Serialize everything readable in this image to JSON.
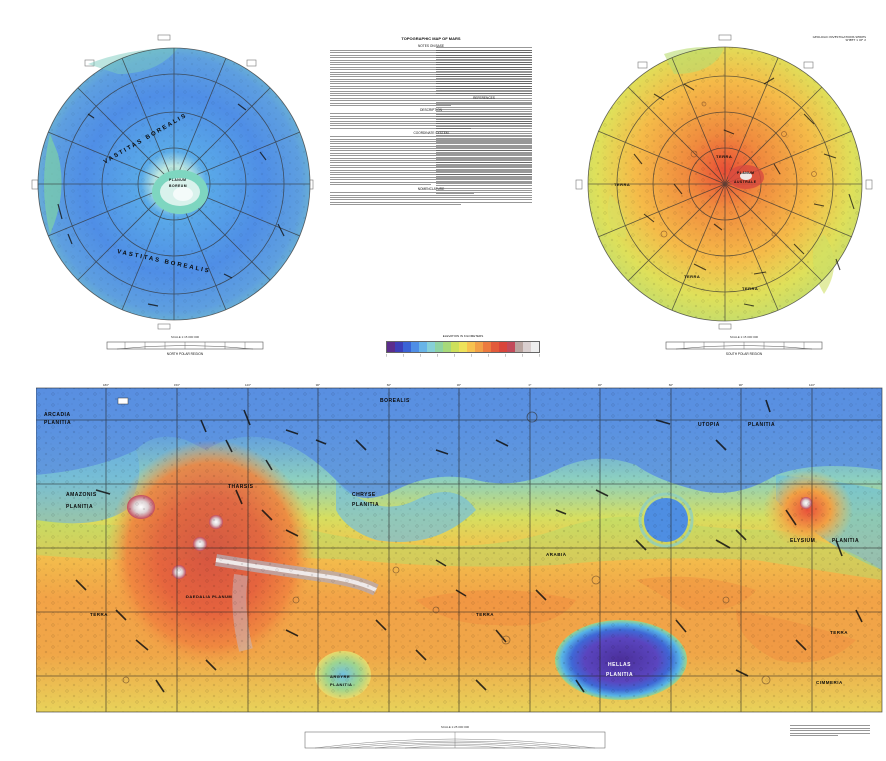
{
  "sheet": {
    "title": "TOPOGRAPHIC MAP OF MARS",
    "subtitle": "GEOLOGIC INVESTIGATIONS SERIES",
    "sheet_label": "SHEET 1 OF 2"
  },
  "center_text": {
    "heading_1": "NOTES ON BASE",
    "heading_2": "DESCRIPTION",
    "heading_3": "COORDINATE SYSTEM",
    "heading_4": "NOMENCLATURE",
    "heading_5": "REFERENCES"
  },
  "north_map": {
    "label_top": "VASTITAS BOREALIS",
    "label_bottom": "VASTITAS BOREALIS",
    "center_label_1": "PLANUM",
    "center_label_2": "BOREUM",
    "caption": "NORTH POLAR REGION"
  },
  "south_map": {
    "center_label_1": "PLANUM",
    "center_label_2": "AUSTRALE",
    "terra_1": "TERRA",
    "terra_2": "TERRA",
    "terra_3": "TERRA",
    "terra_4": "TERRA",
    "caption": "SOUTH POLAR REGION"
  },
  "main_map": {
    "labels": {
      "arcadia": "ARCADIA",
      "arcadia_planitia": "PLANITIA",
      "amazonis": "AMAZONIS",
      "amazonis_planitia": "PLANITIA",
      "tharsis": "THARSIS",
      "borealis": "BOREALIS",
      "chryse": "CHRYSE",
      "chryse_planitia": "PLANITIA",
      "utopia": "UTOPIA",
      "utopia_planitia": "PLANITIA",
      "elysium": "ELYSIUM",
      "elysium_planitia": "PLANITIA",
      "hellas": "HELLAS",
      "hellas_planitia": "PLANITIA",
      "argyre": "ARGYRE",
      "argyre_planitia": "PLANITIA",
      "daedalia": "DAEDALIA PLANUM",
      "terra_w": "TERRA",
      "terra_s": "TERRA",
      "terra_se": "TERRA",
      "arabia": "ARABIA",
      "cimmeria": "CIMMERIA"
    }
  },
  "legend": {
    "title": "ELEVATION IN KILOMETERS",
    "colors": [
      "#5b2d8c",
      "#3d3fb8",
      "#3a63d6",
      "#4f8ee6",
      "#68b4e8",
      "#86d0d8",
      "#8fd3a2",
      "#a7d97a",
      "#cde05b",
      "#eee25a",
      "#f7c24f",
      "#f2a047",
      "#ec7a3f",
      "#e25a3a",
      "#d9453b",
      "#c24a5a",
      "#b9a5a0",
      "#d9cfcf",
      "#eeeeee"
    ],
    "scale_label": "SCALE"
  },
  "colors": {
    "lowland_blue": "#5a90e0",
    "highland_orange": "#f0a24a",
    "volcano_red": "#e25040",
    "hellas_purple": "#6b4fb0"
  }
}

Task statement:
Scan the material line by line and report each one that contains "POLAR".

The result:
    "caption": "NORTH POLAR REGION"
    "caption": "SOUTH POLAR REGION"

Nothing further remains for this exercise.